start Material

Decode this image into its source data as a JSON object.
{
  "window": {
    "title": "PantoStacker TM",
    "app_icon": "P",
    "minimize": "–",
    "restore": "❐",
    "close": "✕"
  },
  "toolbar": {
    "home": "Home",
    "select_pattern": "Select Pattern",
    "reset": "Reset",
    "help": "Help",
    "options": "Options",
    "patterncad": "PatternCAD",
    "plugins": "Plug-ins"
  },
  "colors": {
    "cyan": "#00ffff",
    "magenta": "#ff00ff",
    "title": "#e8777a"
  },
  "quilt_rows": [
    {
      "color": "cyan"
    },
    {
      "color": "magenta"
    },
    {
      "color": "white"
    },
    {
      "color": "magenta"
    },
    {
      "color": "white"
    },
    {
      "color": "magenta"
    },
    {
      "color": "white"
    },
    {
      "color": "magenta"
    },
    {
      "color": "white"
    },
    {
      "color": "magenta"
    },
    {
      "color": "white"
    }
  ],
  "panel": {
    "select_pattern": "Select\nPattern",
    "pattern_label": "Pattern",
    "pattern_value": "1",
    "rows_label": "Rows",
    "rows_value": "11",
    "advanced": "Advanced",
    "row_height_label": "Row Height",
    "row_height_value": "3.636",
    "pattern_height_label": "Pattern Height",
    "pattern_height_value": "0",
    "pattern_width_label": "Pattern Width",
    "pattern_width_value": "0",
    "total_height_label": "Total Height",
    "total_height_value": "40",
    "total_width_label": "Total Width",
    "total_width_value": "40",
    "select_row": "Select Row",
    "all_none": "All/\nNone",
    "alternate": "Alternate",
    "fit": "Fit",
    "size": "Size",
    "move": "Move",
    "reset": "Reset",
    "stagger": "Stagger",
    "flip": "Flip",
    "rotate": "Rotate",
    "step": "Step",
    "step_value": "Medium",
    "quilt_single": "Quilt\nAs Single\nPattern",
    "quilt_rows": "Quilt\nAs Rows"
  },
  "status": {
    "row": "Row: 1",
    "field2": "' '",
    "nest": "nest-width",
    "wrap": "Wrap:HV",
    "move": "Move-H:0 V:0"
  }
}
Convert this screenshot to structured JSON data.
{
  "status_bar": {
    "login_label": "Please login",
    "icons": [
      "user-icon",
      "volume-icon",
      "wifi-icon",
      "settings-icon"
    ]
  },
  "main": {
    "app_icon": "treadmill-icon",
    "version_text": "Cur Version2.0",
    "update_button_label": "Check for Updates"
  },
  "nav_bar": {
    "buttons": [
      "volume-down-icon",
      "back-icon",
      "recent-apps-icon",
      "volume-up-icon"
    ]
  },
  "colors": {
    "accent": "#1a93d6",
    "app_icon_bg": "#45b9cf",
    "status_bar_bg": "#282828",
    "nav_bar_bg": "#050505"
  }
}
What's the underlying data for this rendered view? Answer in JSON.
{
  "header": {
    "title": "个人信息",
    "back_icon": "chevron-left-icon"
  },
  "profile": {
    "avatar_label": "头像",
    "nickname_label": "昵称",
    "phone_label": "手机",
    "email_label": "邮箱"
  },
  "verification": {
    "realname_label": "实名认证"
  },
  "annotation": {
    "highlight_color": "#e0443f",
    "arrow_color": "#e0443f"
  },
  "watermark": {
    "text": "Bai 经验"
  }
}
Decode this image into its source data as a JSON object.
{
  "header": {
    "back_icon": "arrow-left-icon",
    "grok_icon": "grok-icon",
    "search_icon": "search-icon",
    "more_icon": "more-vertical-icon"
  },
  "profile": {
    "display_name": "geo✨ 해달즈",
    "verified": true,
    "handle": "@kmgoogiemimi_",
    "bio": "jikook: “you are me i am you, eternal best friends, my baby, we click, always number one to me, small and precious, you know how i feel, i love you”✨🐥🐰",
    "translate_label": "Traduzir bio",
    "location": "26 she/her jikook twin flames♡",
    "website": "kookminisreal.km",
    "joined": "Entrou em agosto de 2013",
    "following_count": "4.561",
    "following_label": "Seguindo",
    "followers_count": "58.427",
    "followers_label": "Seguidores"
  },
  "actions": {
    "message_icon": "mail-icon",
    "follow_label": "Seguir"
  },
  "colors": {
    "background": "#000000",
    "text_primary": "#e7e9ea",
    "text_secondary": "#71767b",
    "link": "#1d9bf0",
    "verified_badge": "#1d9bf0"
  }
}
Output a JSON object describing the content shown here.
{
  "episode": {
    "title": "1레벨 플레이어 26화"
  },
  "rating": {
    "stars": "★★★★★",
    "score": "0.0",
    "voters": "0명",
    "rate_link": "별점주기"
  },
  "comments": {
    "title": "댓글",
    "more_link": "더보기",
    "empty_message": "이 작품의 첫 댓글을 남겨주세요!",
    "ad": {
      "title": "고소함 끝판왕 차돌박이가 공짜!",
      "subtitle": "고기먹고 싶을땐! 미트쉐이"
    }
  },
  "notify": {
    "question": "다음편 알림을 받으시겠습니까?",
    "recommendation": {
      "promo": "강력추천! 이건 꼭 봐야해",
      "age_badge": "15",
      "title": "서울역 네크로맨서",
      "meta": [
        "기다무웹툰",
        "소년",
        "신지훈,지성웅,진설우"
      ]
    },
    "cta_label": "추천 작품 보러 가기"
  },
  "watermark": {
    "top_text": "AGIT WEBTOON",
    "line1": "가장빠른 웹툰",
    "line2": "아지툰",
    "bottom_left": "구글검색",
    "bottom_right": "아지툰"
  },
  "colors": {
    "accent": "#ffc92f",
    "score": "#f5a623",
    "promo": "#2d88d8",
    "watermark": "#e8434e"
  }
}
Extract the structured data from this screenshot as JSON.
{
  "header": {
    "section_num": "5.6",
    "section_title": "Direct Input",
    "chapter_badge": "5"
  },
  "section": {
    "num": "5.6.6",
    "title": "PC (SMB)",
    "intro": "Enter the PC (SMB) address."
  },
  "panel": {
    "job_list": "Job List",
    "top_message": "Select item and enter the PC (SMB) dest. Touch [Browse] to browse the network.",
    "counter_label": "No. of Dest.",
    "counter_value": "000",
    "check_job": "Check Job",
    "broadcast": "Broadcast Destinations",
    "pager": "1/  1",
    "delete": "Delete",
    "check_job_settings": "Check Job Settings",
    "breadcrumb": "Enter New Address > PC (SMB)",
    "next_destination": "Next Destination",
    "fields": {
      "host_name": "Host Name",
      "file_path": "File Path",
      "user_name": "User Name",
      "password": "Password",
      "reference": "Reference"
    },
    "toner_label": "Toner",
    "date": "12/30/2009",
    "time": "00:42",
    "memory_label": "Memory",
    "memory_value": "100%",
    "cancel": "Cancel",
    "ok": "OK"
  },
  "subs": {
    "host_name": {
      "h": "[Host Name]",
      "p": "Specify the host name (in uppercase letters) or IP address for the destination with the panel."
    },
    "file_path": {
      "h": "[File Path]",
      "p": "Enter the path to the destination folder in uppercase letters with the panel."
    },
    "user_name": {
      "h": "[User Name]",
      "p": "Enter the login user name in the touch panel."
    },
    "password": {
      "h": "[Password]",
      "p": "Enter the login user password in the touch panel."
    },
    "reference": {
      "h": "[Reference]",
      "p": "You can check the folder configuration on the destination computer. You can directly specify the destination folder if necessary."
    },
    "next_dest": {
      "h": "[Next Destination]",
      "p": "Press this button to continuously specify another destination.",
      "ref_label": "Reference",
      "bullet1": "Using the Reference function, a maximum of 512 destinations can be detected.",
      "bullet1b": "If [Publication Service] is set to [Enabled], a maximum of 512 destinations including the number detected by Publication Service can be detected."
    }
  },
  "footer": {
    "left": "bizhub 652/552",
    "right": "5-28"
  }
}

end Material

* _What the task asks_: Copy out all of the lines above exactly.

* _Answer_:
Decode this image into its source data as a JSON object.
{
  "window": {
    "title": "PantoStacker TM",
    "app_icon": "P",
    "minimize": "–",
    "restore": "❐",
    "close": "✕"
  },
  "toolbar": {
    "home": "Home",
    "select_pattern": "Select Pattern",
    "reset": "Reset",
    "help": "Help",
    "options": "Options",
    "patterncad": "PatternCAD",
    "plugins": "Plug-ins"
  },
  "colors": {
    "cyan": "#00ffff",
    "magenta": "#ff00ff",
    "title": "#e8777a"
  },
  "quilt_rows": [
    {
      "color": "cyan"
    },
    {
      "color": "magenta"
    },
    {
      "color": "white"
    },
    {
      "color": "magenta"
    },
    {
      "color": "white"
    },
    {
      "color": "magenta"
    },
    {
      "color": "white"
    },
    {
      "color": "magenta"
    },
    {
      "color": "white"
    },
    {
      "color": "magenta"
    },
    {
      "color": "white"
    }
  ],
  "panel": {
    "select_pattern": "Select\nPattern",
    "pattern_label": "Pattern",
    "pattern_value": "1",
    "rows_label": "Rows",
    "rows_value": "11",
    "advanced": "Advanced",
    "row_height_label": "Row Height",
    "row_height_value": "3.636",
    "pattern_height_label": "Pattern Height",
    "pattern_height_value": "0",
    "pattern_width_label": "Pattern Width",
    "pattern_width_value": "0",
    "total_height_label": "Total Height",
    "total_height_value": "40",
    "total_width_label": "Total Width",
    "total_width_value": "40",
    "select_row": "Select Row",
    "all_none": "All/\nNone",
    "alternate": "Alternate",
    "fit": "Fit",
    "size": "Size",
    "move": "Move",
    "reset": "Reset",
    "stagger": "Stagger",
    "flip": "Flip",
    "rotate": "Rotate",
    "step": "Step",
    "step_value": "Medium",
    "quilt_single": "Quilt\nAs Single\nPattern",
    "quilt_rows": "Quilt\nAs Rows"
  },
  "status": {
    "row": "Row: 1",
    "field2": "' '",
    "nest": "nest-width",
    "wrap": "Wrap:HV",
    "move": "Move-H:0 V:0"
  }
}
Convert this screenshot to structured JSON data.
{
  "status_bar": {
    "login_label": "Please login",
    "icons": [
      "user-icon",
      "volume-icon",
      "wifi-icon",
      "settings-icon"
    ]
  },
  "main": {
    "app_icon": "treadmill-icon",
    "version_text": "Cur Version2.0",
    "update_button_label": "Check for Updates"
  },
  "nav_bar": {
    "buttons": [
      "volume-down-icon",
      "back-icon",
      "recent-apps-icon",
      "volume-up-icon"
    ]
  },
  "colors": {
    "accent": "#1a93d6",
    "app_icon_bg": "#45b9cf",
    "status_bar_bg": "#282828",
    "nav_bar_bg": "#050505"
  }
}
What's the underlying data for this rendered view? Answer in JSON.
{
  "header": {
    "title": "个人信息",
    "back_icon": "chevron-left-icon"
  },
  "profile": {
    "avatar_label": "头像",
    "nickname_label": "昵称",
    "phone_label": "手机",
    "email_label": "邮箱"
  },
  "verification": {
    "realname_label": "实名认证"
  },
  "annotation": {
    "highlight_color": "#e0443f",
    "arrow_color": "#e0443f"
  },
  "watermark": {
    "text": "Bai 经验"
  }
}
Decode this image into its source data as a JSON object.
{
  "header": {
    "back_icon": "arrow-left-icon",
    "grok_icon": "grok-icon",
    "search_icon": "search-icon",
    "more_icon": "more-vertical-icon"
  },
  "profile": {
    "display_name": "geo✨ 해달즈",
    "verified": true,
    "handle": "@kmgoogiemimi_",
    "bio": "jikook: “you are me i am you, eternal best friends, my baby, we click, always number one to me, small and precious, you know how i feel, i love you”✨🐥🐰",
    "translate_label": "Traduzir bio",
    "location": "26 she/her jikook twin flames♡",
    "website": "kookminisreal.km",
    "joined": "Entrou em agosto de 2013",
    "following_count": "4.561",
    "following_label": "Seguindo",
    "followers_count": "58.427",
    "followers_label": "Seguidores"
  },
  "actions": {
    "message_icon": "mail-icon",
    "follow_label": "Seguir"
  },
  "colors": {
    "background": "#000000",
    "text_primary": "#e7e9ea",
    "text_secondary": "#71767b",
    "link": "#1d9bf0",
    "verified_badge": "#1d9bf0"
  }
}
Output a JSON object describing the content shown here.
{
  "episode": {
    "title": "1레벨 플레이어 26화"
  },
  "rating": {
    "stars": "★★★★★",
    "score": "0.0",
    "voters": "0명",
    "rate_link": "별점주기"
  },
  "comments": {
    "title": "댓글",
    "more_link": "더보기",
    "empty_message": "이 작품의 첫 댓글을 남겨주세요!",
    "ad": {
      "title": "고소함 끝판왕 차돌박이가 공짜!",
      "subtitle": "고기먹고 싶을땐! 미트쉐이"
    }
  },
  "notify": {
    "question": "다음편 알림을 받으시겠습니까?",
    "recommendation": {
      "promo": "강력추천! 이건 꼭 봐야해",
      "age_badge": "15",
      "title": "서울역 네크로맨서",
      "meta": [
        "기다무웹툰",
        "소년",
        "신지훈,지성웅,진설우"
      ]
    },
    "cta_label": "추천 작품 보러 가기"
  },
  "watermark": {
    "top_text": "AGIT WEBTOON",
    "line1": "가장빠른 웹툰",
    "line2": "아지툰",
    "bottom_left": "구글검색",
    "bottom_right": "아지툰"
  },
  "colors": {
    "accent": "#ffc92f",
    "score": "#f5a623",
    "promo": "#2d88d8",
    "watermark": "#e8434e"
  }
}
Extract the structured data from this screenshot as JSON.
{
  "header": {
    "section_num": "5.6",
    "section_title": "Direct Input",
    "chapter_badge": "5"
  },
  "section": {
    "num": "5.6.6",
    "title": "PC (SMB)",
    "intro": "Enter the PC (SMB) address."
  },
  "panel": {
    "job_list": "Job List",
    "top_message": "Select item and enter the PC (SMB) dest. Touch [Browse] to browse the network.",
    "counter_label": "No. of Dest.",
    "counter_value": "000",
    "check_job": "Check Job",
    "broadcast": "Broadcast Destinations",
    "pager": "1/  1",
    "delete": "Delete",
    "check_job_settings": "Check Job Settings",
    "breadcrumb": "Enter New Address > PC (SMB)",
    "next_destination": "Next Destination",
    "fields": {
      "host_name": "Host Name",
      "file_path": "File Path",
      "user_name": "User Name",
      "password": "Password",
      "reference": "Reference"
    },
    "toner_label": "Toner",
    "date": "12/30/2009",
    "time": "00:42",
    "memory_label": "Memory",
    "memory_value": "100%",
    "cancel": "Cancel",
    "ok": "OK"
  },
  "subs": {
    "host_name": {
      "h": "[Host Name]",
      "p": "Specify the host name (in uppercase letters) or IP address for the destination with the panel."
    },
    "file_path": {
      "h": "[File Path]",
      "p": "Enter the path to the destination folder in uppercase letters with the panel."
    },
    "user_name": {
      "h": "[User Name]",
      "p": "Enter the login user name in the touch panel."
    },
    "password": {
      "h": "[Password]",
      "p": "Enter the login user password in the touch panel."
    },
    "reference": {
      "h": "[Reference]",
      "p": "You can check the folder configuration on the destination computer. You can directly specify the destination folder if necessary."
    },
    "next_dest": {
      "h": "[Next Destination]",
      "p": "Press this button to continuously specify another destination.",
      "ref_label": "Reference",
      "bullet1": "Using the Reference function, a maximum of 512 destinations can be detected.",
      "bullet1b": "If [Publication Service] is set to [Enabled], a maximum of 512 destinations including the number detected by Publication Service can be detected."
    }
  },
  "footer": {
    "left": "bizhub 652/552",
    "right": "5-28"
  }
}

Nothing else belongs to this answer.